◆ **Exercise directions**
Without the pictures, reproduce the records that follow exactly.
>> BEGIN Extracted information
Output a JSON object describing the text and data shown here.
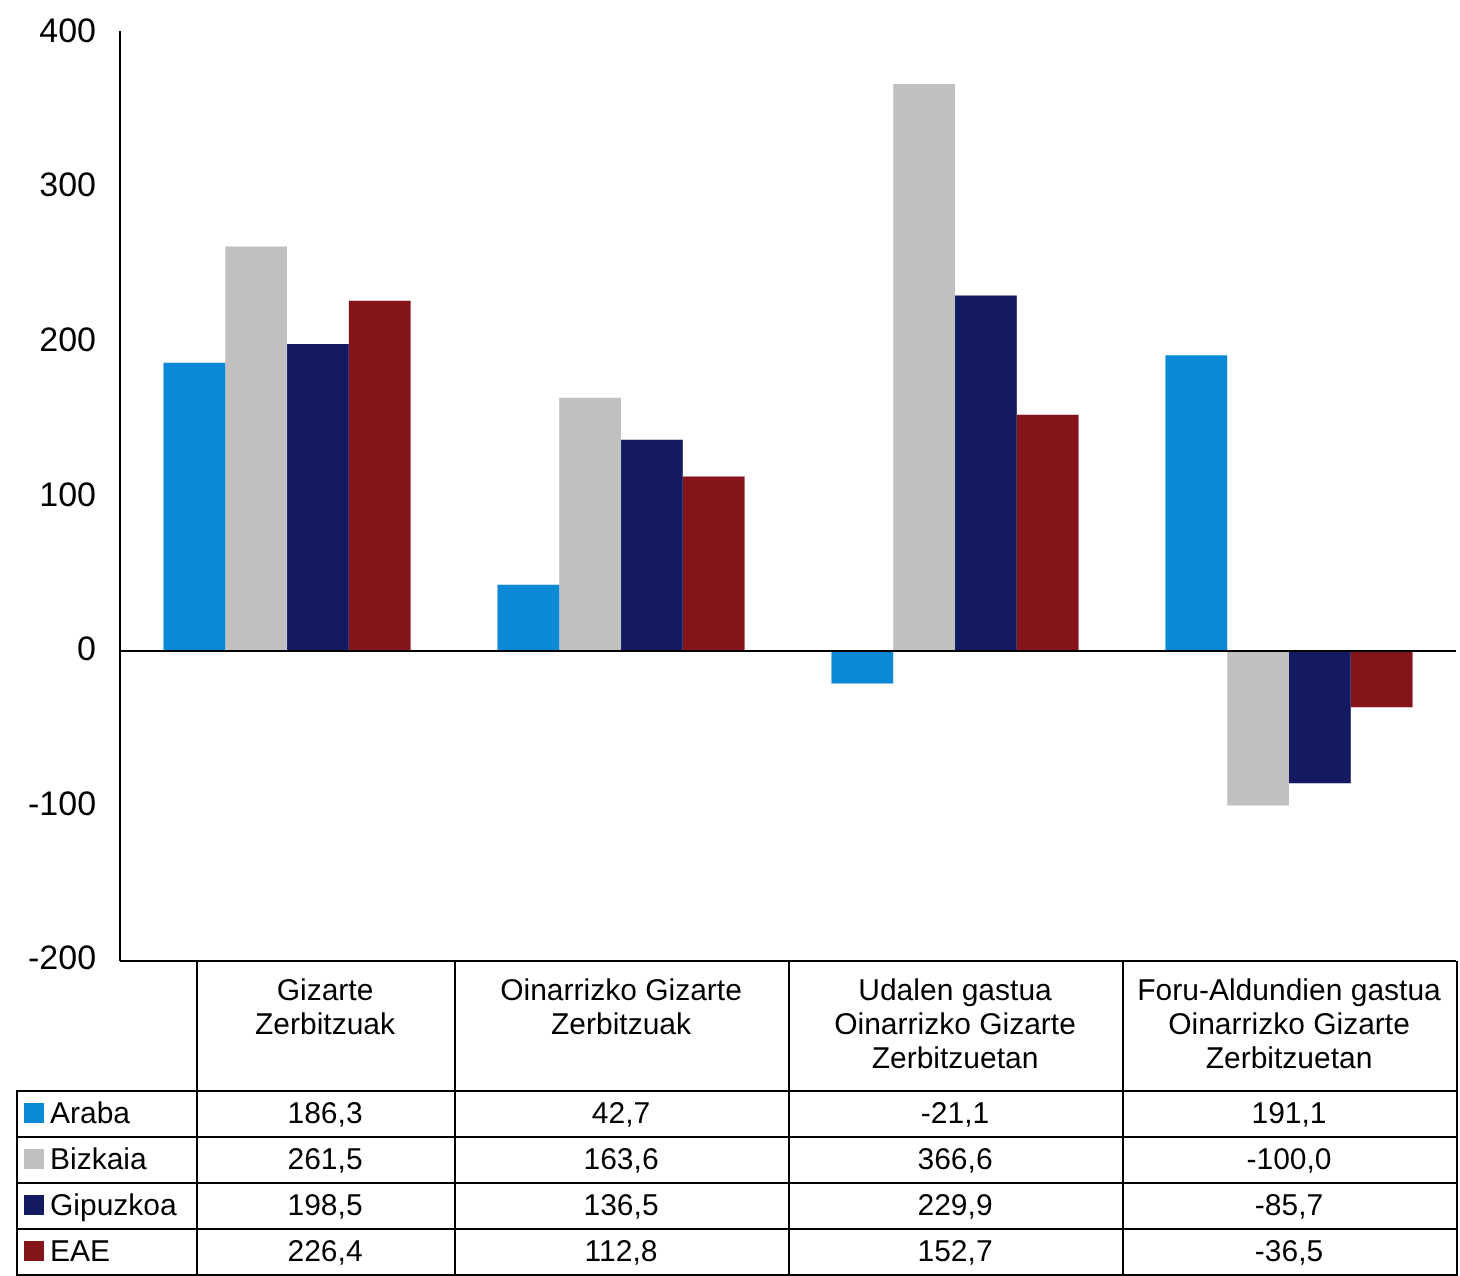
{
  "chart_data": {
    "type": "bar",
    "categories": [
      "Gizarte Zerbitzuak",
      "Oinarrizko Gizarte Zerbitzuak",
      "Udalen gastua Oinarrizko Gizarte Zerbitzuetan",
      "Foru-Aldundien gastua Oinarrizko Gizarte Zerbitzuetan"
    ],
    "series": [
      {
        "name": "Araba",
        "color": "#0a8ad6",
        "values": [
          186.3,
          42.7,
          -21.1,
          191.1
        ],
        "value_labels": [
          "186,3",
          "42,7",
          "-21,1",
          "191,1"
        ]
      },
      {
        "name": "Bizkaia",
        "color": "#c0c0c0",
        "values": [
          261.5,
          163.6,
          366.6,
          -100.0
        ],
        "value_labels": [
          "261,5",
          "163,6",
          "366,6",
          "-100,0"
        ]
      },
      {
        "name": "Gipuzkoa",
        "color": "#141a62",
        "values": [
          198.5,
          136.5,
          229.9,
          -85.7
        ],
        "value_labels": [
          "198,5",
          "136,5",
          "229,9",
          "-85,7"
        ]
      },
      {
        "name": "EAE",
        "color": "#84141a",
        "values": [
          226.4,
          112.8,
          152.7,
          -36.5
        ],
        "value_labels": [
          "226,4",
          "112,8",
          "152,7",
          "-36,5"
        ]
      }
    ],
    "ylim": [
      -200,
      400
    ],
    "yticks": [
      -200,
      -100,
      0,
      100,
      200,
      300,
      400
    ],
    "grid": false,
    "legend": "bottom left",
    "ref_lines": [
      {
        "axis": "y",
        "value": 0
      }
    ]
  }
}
>> END Extracted information
◆ **Task result**
Output a JSON object describing the text and data shown here.
{
  "chart_data": {
    "type": "bar",
    "categories": [
      "Gizarte Zerbitzuak",
      "Oinarrizko Gizarte Zerbitzuak",
      "Udalen gastua Oinarrizko Gizarte Zerbitzuetan",
      "Foru-Aldundien gastua Oinarrizko Gizarte Zerbitzuetan"
    ],
    "series": [
      {
        "name": "Araba",
        "color": "#0a8ad6",
        "values": [
          186.3,
          42.7,
          -21.1,
          191.1
        ],
        "value_labels": [
          "186,3",
          "42,7",
          "-21,1",
          "191,1"
        ]
      },
      {
        "name": "Bizkaia",
        "color": "#c0c0c0",
        "values": [
          261.5,
          163.6,
          366.6,
          -100.0
        ],
        "value_labels": [
          "261,5",
          "163,6",
          "366,6",
          "-100,0"
        ]
      },
      {
        "name": "Gipuzkoa",
        "color": "#141a62",
        "values": [
          198.5,
          136.5,
          229.9,
          -85.7
        ],
        "value_labels": [
          "198,5",
          "136,5",
          "229,9",
          "-85,7"
        ]
      },
      {
        "name": "EAE",
        "color": "#84141a",
        "values": [
          226.4,
          112.8,
          152.7,
          -36.5
        ],
        "value_labels": [
          "226,4",
          "112,8",
          "152,7",
          "-36,5"
        ]
      }
    ],
    "ylim": [
      -200,
      400
    ],
    "yticks": [
      -200,
      -100,
      0,
      100,
      200,
      300,
      400
    ],
    "grid": false,
    "legend": "bottom left",
    "ref_lines": [
      {
        "axis": "y",
        "value": 0
      }
    ]
  }
}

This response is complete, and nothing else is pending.